▸ Problem details
Reproduce the records below exactly as given.
—————
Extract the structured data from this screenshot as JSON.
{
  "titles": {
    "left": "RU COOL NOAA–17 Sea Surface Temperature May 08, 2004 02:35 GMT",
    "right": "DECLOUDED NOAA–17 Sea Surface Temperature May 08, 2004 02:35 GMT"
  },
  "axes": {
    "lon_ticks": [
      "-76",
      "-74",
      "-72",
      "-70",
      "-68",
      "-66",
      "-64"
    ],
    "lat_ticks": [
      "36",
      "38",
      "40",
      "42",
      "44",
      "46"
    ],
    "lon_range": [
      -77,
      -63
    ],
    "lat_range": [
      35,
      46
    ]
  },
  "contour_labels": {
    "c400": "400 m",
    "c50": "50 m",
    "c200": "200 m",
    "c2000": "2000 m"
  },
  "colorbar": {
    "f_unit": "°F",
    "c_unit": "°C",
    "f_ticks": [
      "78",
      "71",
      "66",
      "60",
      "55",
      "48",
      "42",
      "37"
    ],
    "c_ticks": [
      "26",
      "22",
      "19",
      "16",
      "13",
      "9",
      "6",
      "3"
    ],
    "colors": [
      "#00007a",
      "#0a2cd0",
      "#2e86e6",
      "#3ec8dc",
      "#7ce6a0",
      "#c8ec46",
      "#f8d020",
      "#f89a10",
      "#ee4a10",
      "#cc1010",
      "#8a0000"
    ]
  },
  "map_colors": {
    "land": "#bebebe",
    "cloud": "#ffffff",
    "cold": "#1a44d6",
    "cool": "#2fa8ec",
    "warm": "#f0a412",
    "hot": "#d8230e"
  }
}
—————
▸ Expected answer
Extract the structured data from this screenshot as JSON.
{
  "titles": {
    "left": "RU COOL NOAA–17 Sea Surface Temperature May 08, 2004 02:35 GMT",
    "right": "DECLOUDED NOAA–17 Sea Surface Temperature May 08, 2004 02:35 GMT"
  },
  "axes": {
    "lon_ticks": [
      "-76",
      "-74",
      "-72",
      "-70",
      "-68",
      "-66",
      "-64"
    ],
    "lat_ticks": [
      "36",
      "38",
      "40",
      "42",
      "44",
      "46"
    ],
    "lon_range": [
      -77,
      -63
    ],
    "lat_range": [
      35,
      46
    ]
  },
  "contour_labels": {
    "c400": "400 m",
    "c50": "50 m",
    "c200": "200 m",
    "c2000": "2000 m"
  },
  "colorbar": {
    "f_unit": "°F",
    "c_unit": "°C",
    "f_ticks": [
      "78",
      "71",
      "66",
      "60",
      "55",
      "48",
      "42",
      "37"
    ],
    "c_ticks": [
      "26",
      "22",
      "19",
      "16",
      "13",
      "9",
      "6",
      "3"
    ],
    "colors": [
      "#00007a",
      "#0a2cd0",
      "#2e86e6",
      "#3ec8dc",
      "#7ce6a0",
      "#c8ec46",
      "#f8d020",
      "#f89a10",
      "#ee4a10",
      "#cc1010",
      "#8a0000"
    ]
  },
  "map_colors": {
    "land": "#bebebe",
    "cloud": "#ffffff",
    "cold": "#1a44d6",
    "cool": "#2fa8ec",
    "warm": "#f0a412",
    "hot": "#d8230e"
  }
}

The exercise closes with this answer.